Task data >>
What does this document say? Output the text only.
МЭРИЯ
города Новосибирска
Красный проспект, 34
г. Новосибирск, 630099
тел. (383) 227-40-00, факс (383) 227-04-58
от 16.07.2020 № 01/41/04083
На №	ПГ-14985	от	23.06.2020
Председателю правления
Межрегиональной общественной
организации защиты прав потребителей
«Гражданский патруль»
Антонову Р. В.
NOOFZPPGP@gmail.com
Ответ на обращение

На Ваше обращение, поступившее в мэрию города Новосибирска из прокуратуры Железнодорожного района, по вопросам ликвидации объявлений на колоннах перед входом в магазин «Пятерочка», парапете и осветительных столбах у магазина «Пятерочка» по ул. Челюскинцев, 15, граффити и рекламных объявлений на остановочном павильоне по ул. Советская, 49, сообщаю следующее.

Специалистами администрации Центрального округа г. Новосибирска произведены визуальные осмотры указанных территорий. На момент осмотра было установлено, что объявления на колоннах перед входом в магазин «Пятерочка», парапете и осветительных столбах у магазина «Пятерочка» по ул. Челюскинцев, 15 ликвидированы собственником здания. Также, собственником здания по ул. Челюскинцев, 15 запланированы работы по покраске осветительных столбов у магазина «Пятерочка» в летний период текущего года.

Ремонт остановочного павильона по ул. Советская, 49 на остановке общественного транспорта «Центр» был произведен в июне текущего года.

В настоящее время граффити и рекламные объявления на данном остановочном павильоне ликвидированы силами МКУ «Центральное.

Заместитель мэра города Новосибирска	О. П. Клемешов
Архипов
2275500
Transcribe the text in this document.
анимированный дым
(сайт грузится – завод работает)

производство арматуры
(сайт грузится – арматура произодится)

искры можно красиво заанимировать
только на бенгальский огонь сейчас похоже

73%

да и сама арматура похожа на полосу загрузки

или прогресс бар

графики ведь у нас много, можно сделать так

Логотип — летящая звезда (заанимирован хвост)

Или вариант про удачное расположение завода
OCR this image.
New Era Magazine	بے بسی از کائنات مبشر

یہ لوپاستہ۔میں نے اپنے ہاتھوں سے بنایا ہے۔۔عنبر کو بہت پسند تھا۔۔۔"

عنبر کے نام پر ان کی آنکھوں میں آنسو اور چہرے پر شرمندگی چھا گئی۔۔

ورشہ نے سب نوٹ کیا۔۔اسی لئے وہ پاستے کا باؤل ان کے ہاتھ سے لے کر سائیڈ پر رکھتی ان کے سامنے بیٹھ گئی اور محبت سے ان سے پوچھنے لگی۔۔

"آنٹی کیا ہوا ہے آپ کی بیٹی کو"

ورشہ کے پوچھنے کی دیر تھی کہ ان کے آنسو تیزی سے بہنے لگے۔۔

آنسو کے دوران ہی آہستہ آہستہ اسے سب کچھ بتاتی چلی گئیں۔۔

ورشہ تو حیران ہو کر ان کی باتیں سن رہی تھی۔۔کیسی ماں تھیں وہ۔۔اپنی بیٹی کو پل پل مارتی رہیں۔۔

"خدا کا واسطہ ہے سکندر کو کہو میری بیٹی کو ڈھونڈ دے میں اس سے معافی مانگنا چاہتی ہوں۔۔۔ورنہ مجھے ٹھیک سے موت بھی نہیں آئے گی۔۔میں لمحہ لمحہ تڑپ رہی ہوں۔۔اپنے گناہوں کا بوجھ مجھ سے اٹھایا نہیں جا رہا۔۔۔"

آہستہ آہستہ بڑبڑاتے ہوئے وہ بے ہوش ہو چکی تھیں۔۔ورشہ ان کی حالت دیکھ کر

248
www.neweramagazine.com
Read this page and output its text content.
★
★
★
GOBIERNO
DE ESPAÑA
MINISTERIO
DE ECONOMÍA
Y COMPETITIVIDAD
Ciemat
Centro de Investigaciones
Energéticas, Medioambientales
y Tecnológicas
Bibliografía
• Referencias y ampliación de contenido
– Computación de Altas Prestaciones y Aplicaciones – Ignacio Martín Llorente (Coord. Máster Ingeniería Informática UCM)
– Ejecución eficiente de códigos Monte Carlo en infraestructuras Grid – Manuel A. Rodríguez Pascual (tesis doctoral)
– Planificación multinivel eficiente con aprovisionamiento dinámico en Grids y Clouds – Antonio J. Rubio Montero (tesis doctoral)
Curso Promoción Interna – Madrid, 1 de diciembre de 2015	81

What is expected >> Extract the listing in its entirety, matching it exactly.

Response to this exercise >>
What does this document say? Output the text only.
МЭРИЯ
города Новосибирска
Красный проспект, 34
г. Новосибирск, 630099
тел. (383) 227-40-00, факс (383) 227-04-58
от 16.07.2020 № 01/41/04083
На №	ПГ-14985	от	23.06.2020
Председателю правления
Межрегиональной общественной
организации защиты прав потребителей
«Гражданский патруль»
Антонову Р. В.
NOOFZPPGP@gmail.com
Ответ на обращение

На Ваше обращение, поступившее в мэрию города Новосибирска из прокуратуры Железнодорожного района, по вопросам ликвидации объявлений на колоннах перед входом в магазин «Пятерочка», парапете и осветительных столбах у магазина «Пятерочка» по ул. Челюскинцев, 15, граффити и рекламных объявлений на остановочном павильоне по ул. Советская, 49, сообщаю следующее.

Специалистами администрации Центрального округа г. Новосибирска произведены визуальные осмотры указанных территорий. На момент осмотра было установлено, что объявления на колоннах перед входом в магазин «Пятерочка», парапете и осветительных столбах у магазина «Пятерочка» по ул. Челюскинцев, 15 ликвидированы собственником здания. Также, собственником здания по ул. Челюскинцев, 15 запланированы работы по покраске осветительных столбов у магазина «Пятерочка» в летний период текущего года.

Ремонт остановочного павильона по ул. Советская, 49 на остановке общественного транспорта «Центр» был произведен в июне текущего года.

В настоящее время граффити и рекламные объявления на данном остановочном павильоне ликвидированы силами МКУ «Центральное.

Заместитель мэра города Новосибирска	О. П. Клемешов
Архипов
2275500
Transcribe the text in this document.
анимированный дым
(сайт грузится – завод работает)

производство арматуры
(сайт грузится – арматура произодится)

искры можно красиво заанимировать
только на бенгальский огонь сейчас похоже

73%

да и сама арматура похожа на полосу загрузки

или прогресс бар

графики ведь у нас много, можно сделать так

Логотип — летящая звезда (заанимирован хвост)

Или вариант про удачное расположение завода
OCR this image.
New Era Magazine	بے بسی از کائنات مبشر

یہ لوپاستہ۔میں نے اپنے ہاتھوں سے بنایا ہے۔۔عنبر کو بہت پسند تھا۔۔۔"

عنبر کے نام پر ان کی آنکھوں میں آنسو اور چہرے پر شرمندگی چھا گئی۔۔

ورشہ نے سب نوٹ کیا۔۔اسی لئے وہ پاستے کا باؤل ان کے ہاتھ سے لے کر سائیڈ پر رکھتی ان کے سامنے بیٹھ گئی اور محبت سے ان سے پوچھنے لگی۔۔

"آنٹی کیا ہوا ہے آپ کی بیٹی کو"

ورشہ کے پوچھنے کی دیر تھی کہ ان کے آنسو تیزی سے بہنے لگے۔۔

آنسو کے دوران ہی آہستہ آہستہ اسے سب کچھ بتاتی چلی گئیں۔۔

ورشہ تو حیران ہو کر ان کی باتیں سن رہی تھی۔۔کیسی ماں تھیں وہ۔۔اپنی بیٹی کو پل پل مارتی رہیں۔۔

"خدا کا واسطہ ہے سکندر کو کہو میری بیٹی کو ڈھونڈ دے میں اس سے معافی مانگنا چاہتی ہوں۔۔۔ورنہ مجھے ٹھیک سے موت بھی نہیں آئے گی۔۔میں لمحہ لمحہ تڑپ رہی ہوں۔۔اپنے گناہوں کا بوجھ مجھ سے اٹھایا نہیں جا رہا۔۔۔"

آہستہ آہستہ بڑبڑاتے ہوئے وہ بے ہوش ہو چکی تھیں۔۔ورشہ ان کی حالت دیکھ کر

248
www.neweramagazine.com
Read this page and output its text content.
★
★
★
GOBIERNO
DE ESPAÑA
MINISTERIO
DE ECONOMÍA
Y COMPETITIVIDAD
Ciemat
Centro de Investigaciones
Energéticas, Medioambientales
y Tecnológicas
Bibliografía
• Referencias y ampliación de contenido
– Computación de Altas Prestaciones y Aplicaciones – Ignacio Martín Llorente (Coord. Máster Ingeniería Informática UCM)
– Ejecución eficiente de códigos Monte Carlo en infraestructuras Grid – Manuel A. Rodríguez Pascual (tesis doctoral)
– Planificación multinivel eficiente con aprovisionamiento dinámico en Grids y Clouds – Antonio J. Rubio Montero (tesis doctoral)
Curso Promoción Interna – Madrid, 1 de diciembre de 2015	81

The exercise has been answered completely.